(Записанные данные)
━━━━

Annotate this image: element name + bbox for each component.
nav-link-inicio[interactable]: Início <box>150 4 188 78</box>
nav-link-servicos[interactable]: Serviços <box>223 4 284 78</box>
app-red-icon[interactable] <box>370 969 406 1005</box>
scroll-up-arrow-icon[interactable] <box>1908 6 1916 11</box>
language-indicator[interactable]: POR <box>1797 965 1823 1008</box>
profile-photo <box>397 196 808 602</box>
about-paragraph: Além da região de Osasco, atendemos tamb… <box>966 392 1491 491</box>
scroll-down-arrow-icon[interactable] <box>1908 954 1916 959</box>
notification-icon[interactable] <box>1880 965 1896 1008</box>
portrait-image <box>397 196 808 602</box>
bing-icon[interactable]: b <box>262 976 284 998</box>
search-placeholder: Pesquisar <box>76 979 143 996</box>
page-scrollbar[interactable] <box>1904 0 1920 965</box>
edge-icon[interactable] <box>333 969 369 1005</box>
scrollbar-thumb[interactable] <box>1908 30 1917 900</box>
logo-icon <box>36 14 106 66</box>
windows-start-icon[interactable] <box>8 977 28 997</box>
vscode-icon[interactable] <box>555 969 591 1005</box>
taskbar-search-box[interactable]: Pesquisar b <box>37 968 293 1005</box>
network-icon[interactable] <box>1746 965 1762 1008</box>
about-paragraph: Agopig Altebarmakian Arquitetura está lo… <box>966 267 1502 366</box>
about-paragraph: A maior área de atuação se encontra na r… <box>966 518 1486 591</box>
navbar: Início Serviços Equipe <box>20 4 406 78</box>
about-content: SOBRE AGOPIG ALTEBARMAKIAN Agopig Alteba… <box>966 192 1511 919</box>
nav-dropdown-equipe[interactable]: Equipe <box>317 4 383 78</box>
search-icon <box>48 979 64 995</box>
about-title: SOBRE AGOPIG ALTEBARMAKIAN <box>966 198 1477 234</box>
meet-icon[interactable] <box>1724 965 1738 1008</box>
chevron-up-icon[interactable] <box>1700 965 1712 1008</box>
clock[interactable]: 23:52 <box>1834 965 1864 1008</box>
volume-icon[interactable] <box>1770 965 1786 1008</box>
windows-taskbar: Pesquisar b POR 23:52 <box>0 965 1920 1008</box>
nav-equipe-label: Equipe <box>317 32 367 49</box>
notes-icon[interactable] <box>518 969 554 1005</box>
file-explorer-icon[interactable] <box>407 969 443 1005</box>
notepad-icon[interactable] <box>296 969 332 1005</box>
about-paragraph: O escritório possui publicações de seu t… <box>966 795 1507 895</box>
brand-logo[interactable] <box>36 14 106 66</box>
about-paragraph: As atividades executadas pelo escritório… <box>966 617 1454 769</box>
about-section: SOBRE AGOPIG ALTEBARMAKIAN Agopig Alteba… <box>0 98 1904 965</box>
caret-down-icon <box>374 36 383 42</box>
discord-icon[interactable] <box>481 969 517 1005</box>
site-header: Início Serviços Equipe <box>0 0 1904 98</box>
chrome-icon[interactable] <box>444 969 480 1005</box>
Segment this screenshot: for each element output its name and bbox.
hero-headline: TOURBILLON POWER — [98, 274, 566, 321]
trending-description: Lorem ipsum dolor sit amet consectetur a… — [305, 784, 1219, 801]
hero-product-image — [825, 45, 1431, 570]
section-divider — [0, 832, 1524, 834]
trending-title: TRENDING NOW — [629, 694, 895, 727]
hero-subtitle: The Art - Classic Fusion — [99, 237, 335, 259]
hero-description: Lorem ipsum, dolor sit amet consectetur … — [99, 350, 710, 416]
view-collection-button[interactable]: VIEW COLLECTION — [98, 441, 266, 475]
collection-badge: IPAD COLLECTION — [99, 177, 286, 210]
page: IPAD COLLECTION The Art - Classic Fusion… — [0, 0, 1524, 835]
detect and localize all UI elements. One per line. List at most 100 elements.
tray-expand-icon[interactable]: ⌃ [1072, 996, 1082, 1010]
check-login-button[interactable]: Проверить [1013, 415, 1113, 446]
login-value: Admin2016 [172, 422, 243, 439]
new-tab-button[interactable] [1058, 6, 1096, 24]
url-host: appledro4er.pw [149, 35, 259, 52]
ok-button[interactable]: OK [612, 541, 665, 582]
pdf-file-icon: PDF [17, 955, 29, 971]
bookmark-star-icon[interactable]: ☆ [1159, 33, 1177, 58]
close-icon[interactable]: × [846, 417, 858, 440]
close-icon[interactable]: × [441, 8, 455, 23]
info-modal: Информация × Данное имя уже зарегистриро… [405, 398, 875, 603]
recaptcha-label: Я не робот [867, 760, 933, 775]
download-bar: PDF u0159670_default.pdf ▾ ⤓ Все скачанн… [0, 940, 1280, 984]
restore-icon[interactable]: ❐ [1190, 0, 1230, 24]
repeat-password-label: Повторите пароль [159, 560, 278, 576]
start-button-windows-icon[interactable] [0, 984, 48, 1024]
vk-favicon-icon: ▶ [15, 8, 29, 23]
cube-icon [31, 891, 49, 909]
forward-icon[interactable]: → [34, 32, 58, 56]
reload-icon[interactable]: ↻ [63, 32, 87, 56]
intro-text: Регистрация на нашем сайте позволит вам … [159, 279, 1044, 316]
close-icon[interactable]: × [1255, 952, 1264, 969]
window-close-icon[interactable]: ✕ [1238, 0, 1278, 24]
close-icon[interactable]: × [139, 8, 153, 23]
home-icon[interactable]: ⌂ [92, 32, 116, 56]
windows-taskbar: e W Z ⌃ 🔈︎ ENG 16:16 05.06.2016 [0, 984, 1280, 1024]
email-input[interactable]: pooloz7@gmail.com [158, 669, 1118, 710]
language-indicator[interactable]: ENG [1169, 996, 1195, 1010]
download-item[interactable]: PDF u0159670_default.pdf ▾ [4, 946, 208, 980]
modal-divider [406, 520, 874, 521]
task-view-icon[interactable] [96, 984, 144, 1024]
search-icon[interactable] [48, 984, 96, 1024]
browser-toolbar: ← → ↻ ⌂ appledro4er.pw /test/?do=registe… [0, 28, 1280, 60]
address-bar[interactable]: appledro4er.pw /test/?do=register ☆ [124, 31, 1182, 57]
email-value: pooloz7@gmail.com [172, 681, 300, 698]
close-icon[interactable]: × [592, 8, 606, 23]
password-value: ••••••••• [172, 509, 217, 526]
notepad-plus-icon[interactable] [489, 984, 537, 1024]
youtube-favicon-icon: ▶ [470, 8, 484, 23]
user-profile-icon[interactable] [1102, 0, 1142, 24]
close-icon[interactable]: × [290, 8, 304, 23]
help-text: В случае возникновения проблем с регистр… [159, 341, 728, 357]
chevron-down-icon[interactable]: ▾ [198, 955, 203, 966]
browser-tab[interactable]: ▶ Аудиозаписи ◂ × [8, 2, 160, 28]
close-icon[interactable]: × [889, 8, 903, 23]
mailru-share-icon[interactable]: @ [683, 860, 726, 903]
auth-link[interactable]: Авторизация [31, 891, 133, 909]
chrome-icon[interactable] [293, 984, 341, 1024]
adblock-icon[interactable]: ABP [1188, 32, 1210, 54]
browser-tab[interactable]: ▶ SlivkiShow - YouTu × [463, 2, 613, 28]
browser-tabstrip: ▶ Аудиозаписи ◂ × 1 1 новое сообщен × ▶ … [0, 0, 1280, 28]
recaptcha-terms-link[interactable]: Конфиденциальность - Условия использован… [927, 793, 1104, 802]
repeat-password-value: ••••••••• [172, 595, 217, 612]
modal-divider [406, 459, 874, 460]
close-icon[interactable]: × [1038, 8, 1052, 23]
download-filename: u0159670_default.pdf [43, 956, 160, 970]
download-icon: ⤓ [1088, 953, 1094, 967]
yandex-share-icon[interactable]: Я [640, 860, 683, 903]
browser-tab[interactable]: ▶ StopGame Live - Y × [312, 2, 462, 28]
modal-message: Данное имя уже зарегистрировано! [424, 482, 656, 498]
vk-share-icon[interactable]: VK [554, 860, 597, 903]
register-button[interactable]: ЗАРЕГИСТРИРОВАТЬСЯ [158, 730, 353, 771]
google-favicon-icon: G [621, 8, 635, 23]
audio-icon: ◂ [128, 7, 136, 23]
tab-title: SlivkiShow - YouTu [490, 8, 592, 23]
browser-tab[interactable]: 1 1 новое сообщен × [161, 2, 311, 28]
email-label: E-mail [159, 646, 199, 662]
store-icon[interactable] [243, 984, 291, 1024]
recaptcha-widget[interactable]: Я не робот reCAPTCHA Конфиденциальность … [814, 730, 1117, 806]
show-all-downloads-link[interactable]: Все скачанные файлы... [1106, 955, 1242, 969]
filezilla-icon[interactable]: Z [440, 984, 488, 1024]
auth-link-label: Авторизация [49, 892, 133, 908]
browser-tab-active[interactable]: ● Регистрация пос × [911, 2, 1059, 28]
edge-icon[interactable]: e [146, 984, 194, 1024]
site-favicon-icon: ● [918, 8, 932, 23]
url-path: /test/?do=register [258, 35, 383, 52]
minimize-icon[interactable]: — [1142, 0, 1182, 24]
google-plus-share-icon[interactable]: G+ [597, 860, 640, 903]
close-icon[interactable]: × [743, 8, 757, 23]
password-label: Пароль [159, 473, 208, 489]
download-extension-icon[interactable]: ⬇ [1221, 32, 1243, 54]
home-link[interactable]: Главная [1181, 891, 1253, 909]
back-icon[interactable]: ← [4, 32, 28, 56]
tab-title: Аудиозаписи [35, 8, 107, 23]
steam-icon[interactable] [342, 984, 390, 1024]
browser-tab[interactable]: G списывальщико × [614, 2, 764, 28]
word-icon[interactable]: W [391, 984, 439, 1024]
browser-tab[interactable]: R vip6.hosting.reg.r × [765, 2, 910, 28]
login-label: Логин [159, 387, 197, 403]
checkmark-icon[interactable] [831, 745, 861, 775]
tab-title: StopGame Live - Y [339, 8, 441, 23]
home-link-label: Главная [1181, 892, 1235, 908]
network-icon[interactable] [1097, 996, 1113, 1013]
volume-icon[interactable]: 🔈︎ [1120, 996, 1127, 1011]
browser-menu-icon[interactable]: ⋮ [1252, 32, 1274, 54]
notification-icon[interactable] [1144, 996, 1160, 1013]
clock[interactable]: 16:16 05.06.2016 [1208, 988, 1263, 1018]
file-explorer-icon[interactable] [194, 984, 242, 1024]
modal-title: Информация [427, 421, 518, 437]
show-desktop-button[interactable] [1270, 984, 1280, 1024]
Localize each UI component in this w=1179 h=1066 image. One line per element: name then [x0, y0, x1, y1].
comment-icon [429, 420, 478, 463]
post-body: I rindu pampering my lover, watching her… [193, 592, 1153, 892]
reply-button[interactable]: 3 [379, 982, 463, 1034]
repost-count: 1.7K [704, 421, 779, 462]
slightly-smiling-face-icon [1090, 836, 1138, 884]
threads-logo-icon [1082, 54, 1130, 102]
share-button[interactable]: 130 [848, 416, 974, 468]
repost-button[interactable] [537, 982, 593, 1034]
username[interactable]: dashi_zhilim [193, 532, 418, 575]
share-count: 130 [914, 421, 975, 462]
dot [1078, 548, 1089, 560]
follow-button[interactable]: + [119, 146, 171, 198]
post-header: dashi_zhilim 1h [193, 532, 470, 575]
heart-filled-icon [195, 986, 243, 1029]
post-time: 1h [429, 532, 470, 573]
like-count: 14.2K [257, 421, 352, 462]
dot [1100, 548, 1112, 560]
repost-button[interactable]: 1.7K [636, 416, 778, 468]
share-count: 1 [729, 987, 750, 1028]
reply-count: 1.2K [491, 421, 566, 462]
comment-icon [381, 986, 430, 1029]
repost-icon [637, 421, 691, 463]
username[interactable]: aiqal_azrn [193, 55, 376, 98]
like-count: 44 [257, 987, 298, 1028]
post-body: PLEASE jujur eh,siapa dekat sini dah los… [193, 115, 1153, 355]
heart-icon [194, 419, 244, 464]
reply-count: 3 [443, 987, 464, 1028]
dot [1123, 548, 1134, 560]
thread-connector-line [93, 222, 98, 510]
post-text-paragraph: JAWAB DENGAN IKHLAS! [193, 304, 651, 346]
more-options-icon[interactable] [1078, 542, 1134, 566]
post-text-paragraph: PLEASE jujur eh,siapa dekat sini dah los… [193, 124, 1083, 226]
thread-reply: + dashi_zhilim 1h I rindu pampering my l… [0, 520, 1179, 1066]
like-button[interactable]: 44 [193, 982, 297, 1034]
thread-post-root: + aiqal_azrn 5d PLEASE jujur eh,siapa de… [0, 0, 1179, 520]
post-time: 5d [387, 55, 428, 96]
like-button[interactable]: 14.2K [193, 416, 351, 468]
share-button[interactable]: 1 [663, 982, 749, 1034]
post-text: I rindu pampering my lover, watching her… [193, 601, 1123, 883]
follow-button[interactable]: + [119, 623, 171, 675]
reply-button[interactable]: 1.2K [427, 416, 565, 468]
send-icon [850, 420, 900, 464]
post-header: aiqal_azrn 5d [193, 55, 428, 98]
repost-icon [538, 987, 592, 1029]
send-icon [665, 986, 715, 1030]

━━━━

§ **ОПИСАНИЕ ЗАДАНИЯ**:
Верни дословно строки, начиная с самой первой и заканчивая строкой, в которой есть "about-title: SOBRE AGOPIG", включая её.

§ **ОТВЕТ**:
Annotate this image: element name + bbox for each component.
nav-link-inicio[interactable]: Início <box>150 4 188 78</box>
nav-link-servicos[interactable]: Serviços <box>223 4 284 78</box>
app-red-icon[interactable] <box>370 969 406 1005</box>
scroll-up-arrow-icon[interactable] <box>1908 6 1916 11</box>
language-indicator[interactable]: POR <box>1797 965 1823 1008</box>
profile-photo <box>397 196 808 602</box>
about-paragraph: Além da região de Osasco, atendemos tamb… <box>966 392 1491 491</box>
scroll-down-arrow-icon[interactable] <box>1908 954 1916 959</box>
notification-icon[interactable] <box>1880 965 1896 1008</box>
portrait-image <box>397 196 808 602</box>
bing-icon[interactable]: b <box>262 976 284 998</box>
search-placeholder: Pesquisar <box>76 979 143 996</box>
page-scrollbar[interactable] <box>1904 0 1920 965</box>
edge-icon[interactable] <box>333 969 369 1005</box>
scrollbar-thumb[interactable] <box>1908 30 1917 900</box>
logo-icon <box>36 14 106 66</box>
windows-start-icon[interactable] <box>8 977 28 997</box>
vscode-icon[interactable] <box>555 969 591 1005</box>
taskbar-search-box[interactable]: Pesquisar b <box>37 968 293 1005</box>
network-icon[interactable] <box>1746 965 1762 1008</box>
about-paragraph: Agopig Altebarmakian Arquitetura está lo… <box>966 267 1502 366</box>
about-paragraph: A maior área de atuação se encontra na r… <box>966 518 1486 591</box>
navbar: Início Serviços Equipe <box>20 4 406 78</box>
about-content: SOBRE AGOPIG ALTEBARMAKIAN Agopig Alteba… <box>966 192 1511 919</box>
nav-dropdown-equipe[interactable]: Equipe <box>317 4 383 78</box>
search-icon <box>48 979 64 995</box>
about-title: SOBRE AGOPIG ALTEBARMAKIAN <box>966 198 1477 234</box>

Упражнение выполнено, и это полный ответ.